WHAT YOU ARE ASKED TO DO: Reproduce all of the data exactly.

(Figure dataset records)
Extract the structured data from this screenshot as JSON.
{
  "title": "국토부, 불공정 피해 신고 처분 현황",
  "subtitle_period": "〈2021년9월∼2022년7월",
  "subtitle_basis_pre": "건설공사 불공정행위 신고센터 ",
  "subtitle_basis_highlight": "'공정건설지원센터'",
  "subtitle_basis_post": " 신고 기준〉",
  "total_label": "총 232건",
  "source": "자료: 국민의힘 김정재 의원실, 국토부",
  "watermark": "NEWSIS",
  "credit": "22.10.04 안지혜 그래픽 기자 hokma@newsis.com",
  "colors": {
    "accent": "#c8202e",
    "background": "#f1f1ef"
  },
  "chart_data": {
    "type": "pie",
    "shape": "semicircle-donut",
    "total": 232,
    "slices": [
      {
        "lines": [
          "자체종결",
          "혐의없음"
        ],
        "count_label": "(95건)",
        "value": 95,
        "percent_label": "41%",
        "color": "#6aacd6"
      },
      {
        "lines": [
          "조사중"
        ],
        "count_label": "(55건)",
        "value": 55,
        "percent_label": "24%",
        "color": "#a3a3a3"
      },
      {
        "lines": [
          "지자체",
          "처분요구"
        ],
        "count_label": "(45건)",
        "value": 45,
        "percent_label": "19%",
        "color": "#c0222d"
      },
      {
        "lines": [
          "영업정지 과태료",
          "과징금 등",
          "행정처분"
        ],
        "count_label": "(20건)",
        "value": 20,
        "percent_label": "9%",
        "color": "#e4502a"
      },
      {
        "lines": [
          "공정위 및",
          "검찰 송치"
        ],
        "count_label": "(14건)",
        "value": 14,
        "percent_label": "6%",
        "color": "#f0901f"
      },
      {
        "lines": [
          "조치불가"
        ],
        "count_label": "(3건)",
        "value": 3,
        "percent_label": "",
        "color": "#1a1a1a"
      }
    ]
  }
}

ANSWER FOR THE TASK:
Extract the structured data from this screenshot as JSON.
{
  "title": "국토부, 불공정 피해 신고 처분 현황",
  "subtitle_period": "〈2021년9월∼2022년7월",
  "subtitle_basis_pre": "건설공사 불공정행위 신고센터 ",
  "subtitle_basis_highlight": "'공정건설지원센터'",
  "subtitle_basis_post": " 신고 기준〉",
  "total_label": "총 232건",
  "source": "자료: 국민의힘 김정재 의원실, 국토부",
  "watermark": "NEWSIS",
  "credit": "22.10.04 안지혜 그래픽 기자 hokma@newsis.com",
  "colors": {
    "accent": "#c8202e",
    "background": "#f1f1ef"
  },
  "chart_data": {
    "type": "pie",
    "shape": "semicircle-donut",
    "total": 232,
    "slices": [
      {
        "lines": [
          "자체종결",
          "혐의없음"
        ],
        "count_label": "(95건)",
        "value": 95,
        "percent_label": "41%",
        "color": "#6aacd6"
      },
      {
        "lines": [
          "조사중"
        ],
        "count_label": "(55건)",
        "value": 55,
        "percent_label": "24%",
        "color": "#a3a3a3"
      },
      {
        "lines": [
          "지자체",
          "처분요구"
        ],
        "count_label": "(45건)",
        "value": 45,
        "percent_label": "19%",
        "color": "#c0222d"
      },
      {
        "lines": [
          "영업정지 과태료",
          "과징금 등",
          "행정처분"
        ],
        "count_label": "(20건)",
        "value": 20,
        "percent_label": "9%",
        "color": "#e4502a"
      },
      {
        "lines": [
          "공정위 및",
          "검찰 송치"
        ],
        "count_label": "(14건)",
        "value": 14,
        "percent_label": "6%",
        "color": "#f0901f"
      },
      {
        "lines": [
          "조치불가"
        ],
        "count_label": "(3건)",
        "value": 3,
        "percent_label": "",
        "color": "#1a1a1a"
      }
    ]
  }
}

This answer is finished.